Write out each line in which the string "this" is present.

ITEMS:
:::::

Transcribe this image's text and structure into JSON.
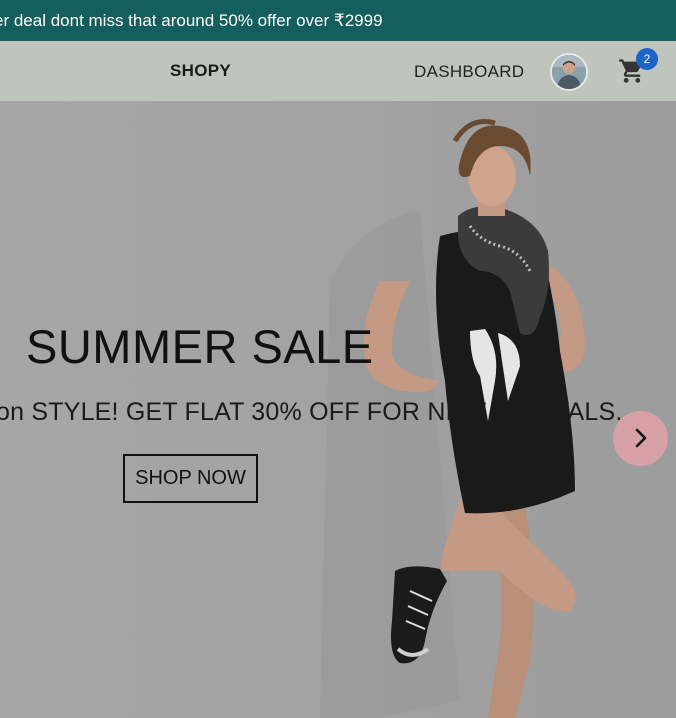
{
  "announcement": {
    "text": "er deal dont miss that around 50% offer over ₹2999"
  },
  "navbar": {
    "logo": "SHOPY",
    "links": [
      {
        "label": "DASHBOARD"
      }
    ],
    "avatar_icon": "user-avatar",
    "cart_icon": "shopping-cart-icon",
    "cart_count": "2"
  },
  "hero": {
    "title": "SUMMER SALE",
    "subtitle": "on STYLE! GET FLAT 30% OFF FOR NEW ARRIVALS..",
    "cta_label": "SHOP NOW",
    "next_icon": "chevron-right-icon"
  },
  "colors": {
    "announcement_bg": "#155e5e",
    "navbar_bg": "#bfc4bd",
    "badge": "#1e63c9",
    "next_button": "#d8a1a8"
  }
}
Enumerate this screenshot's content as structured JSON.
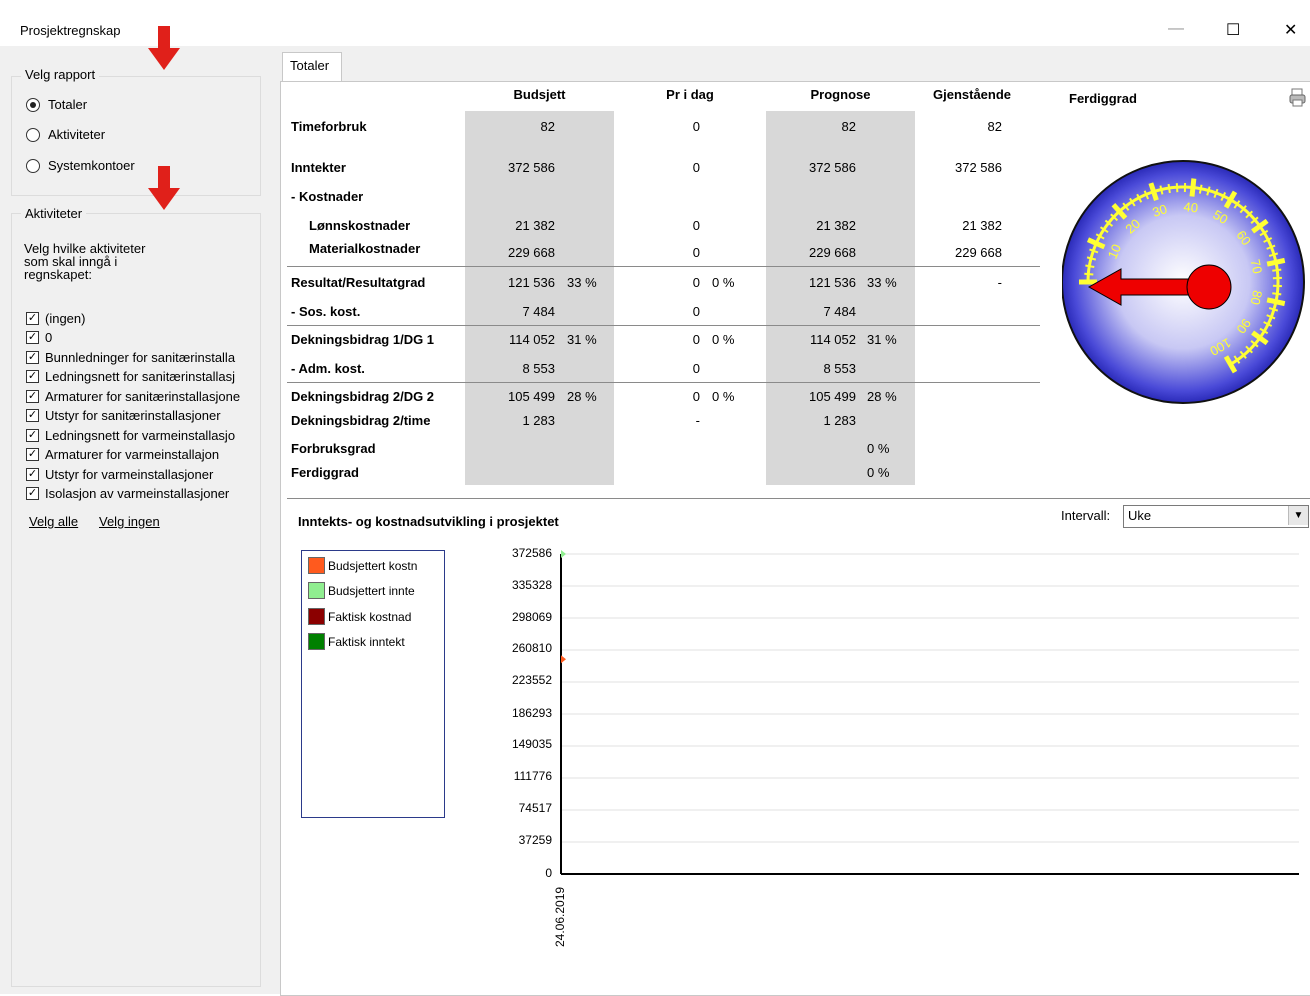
{
  "window": {
    "title": "Prosjektregnskap",
    "minimize": "—",
    "maximize": "☐",
    "close": "✕"
  },
  "left": {
    "report_group": "Velg rapport",
    "radios": [
      {
        "label": "Totaler",
        "selected": true
      },
      {
        "label": "Aktiviteter",
        "selected": false
      },
      {
        "label": "Systemkontoer",
        "selected": false
      }
    ],
    "activities_group": "Aktiviteter",
    "instructions": [
      "Velg hvilke aktiviteter",
      "som skal inngå i",
      "regnskapet:"
    ],
    "checkboxes": [
      "(ingen)",
      "0",
      "Bunnledninger for sanitærinstalla",
      "Ledningsnett for sanitærinstallasj",
      "Armaturer for sanitærinstallasjone",
      "Utstyr for sanitærinstallasjoner",
      "Ledningsnett for varmeinstallasjo",
      "Armaturer for varmeinstallajon",
      "Utstyr for varmeinstallasjoner",
      "Isolasjon av varmeinstallasjoner"
    ],
    "select_all": "Velg alle",
    "select_none": "Velg ingen"
  },
  "tab": "Totaler",
  "table": {
    "headers": {
      "budget": "Budsjett",
      "today": "Pr i dag",
      "forecast": "Prognose",
      "remaining": "Gjenstående"
    },
    "rows": {
      "timer": {
        "label": "Timeforbruk",
        "b": "82",
        "t": "0",
        "f": "82",
        "r": "82"
      },
      "inntekter": {
        "label": "Inntekter",
        "b": "372 586",
        "t": "0",
        "f": "372 586",
        "r": "372 586"
      },
      "kostnader": {
        "label": "- Kostnader"
      },
      "lonn": {
        "label": "Lønnskostnader",
        "b": "21 382",
        "t": "0",
        "f": "21 382",
        "r": "21 382"
      },
      "mat": {
        "label": "Materialkostnader",
        "b": "229 668",
        "t": "0",
        "f": "229 668",
        "r": "229 668"
      },
      "res": {
        "label": "Resultat/Resultatgrad",
        "b": "121 536",
        "bp": "33 %",
        "t": "0",
        "tp": "0 %",
        "f": "121 536",
        "fp": "33 %",
        "r": "-"
      },
      "sos": {
        "label": "- Sos. kost.",
        "b": "7 484",
        "t": "0",
        "f": "7 484"
      },
      "db1": {
        "label": "Dekningsbidrag 1/DG 1",
        "b": "114 052",
        "bp": "31 %",
        "t": "0",
        "tp": "0 %",
        "f": "114 052",
        "fp": "31 %"
      },
      "adm": {
        "label": "- Adm. kost.",
        "b": "8 553",
        "t": "0",
        "f": "8 553"
      },
      "db2": {
        "label": "Dekningsbidrag 2/DG 2",
        "b": "105 499",
        "bp": "28 %",
        "t": "0",
        "tp": "0 %",
        "f": "105 499",
        "fp": "28 %"
      },
      "db2t": {
        "label": "Dekningsbidrag 2/time",
        "b": "1 283",
        "t": "-",
        "f": "1 283"
      },
      "forbruk": {
        "label": "Forbruksgrad",
        "fp": "0 %"
      },
      "ferdig": {
        "label": "Ferdiggrad",
        "fp": "0 %"
      }
    }
  },
  "gauge": {
    "title": "Ferdiggrad",
    "value": 0,
    "ticks": [
      "0",
      "10",
      "20",
      "30",
      "40",
      "50",
      "60",
      "70",
      "80",
      "90",
      "100"
    ],
    "face_color": "#3333cc",
    "needle_color": "#ee0000",
    "tick_color": "#ffff33"
  },
  "chart": {
    "title": "Inntekts- og kostnadsutvikling i prosjektet",
    "interval_label": "Intervall:",
    "interval_value": "Uke",
    "legend": [
      {
        "name": "Budsjettert kostn",
        "color": "#ff5a1e"
      },
      {
        "name": "Budsjettert innte",
        "color": "#90ee90"
      },
      {
        "name": "Faktisk kostnad",
        "color": "#8b0000"
      },
      {
        "name": "Faktisk inntekt",
        "color": "#008000"
      }
    ],
    "y_ticks": [
      "372586",
      "335328",
      "298069",
      "260810",
      "223552",
      "186293",
      "149035",
      "111776",
      "74517",
      "37259",
      "0"
    ],
    "x_label": "24.06.2019"
  },
  "chart_data": {
    "type": "line",
    "title": "Inntekts- og kostnadsutvikling i prosjektet",
    "x": [
      "24.06.2019"
    ],
    "ylim": [
      0,
      372586
    ],
    "series": [
      {
        "name": "Budsjettert kostn",
        "values": [
          250000
        ]
      },
      {
        "name": "Budsjettert innte",
        "values": [
          372586
        ]
      },
      {
        "name": "Faktisk kostnad",
        "values": [
          0
        ]
      },
      {
        "name": "Faktisk inntekt",
        "values": [
          0
        ]
      }
    ],
    "legend": "left",
    "grid": true
  }
}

:::::

EXPECTED OUTPUT:
Transcribe this image's text and structure into JSON.
Enumerate this screenshot's content as structured JSON.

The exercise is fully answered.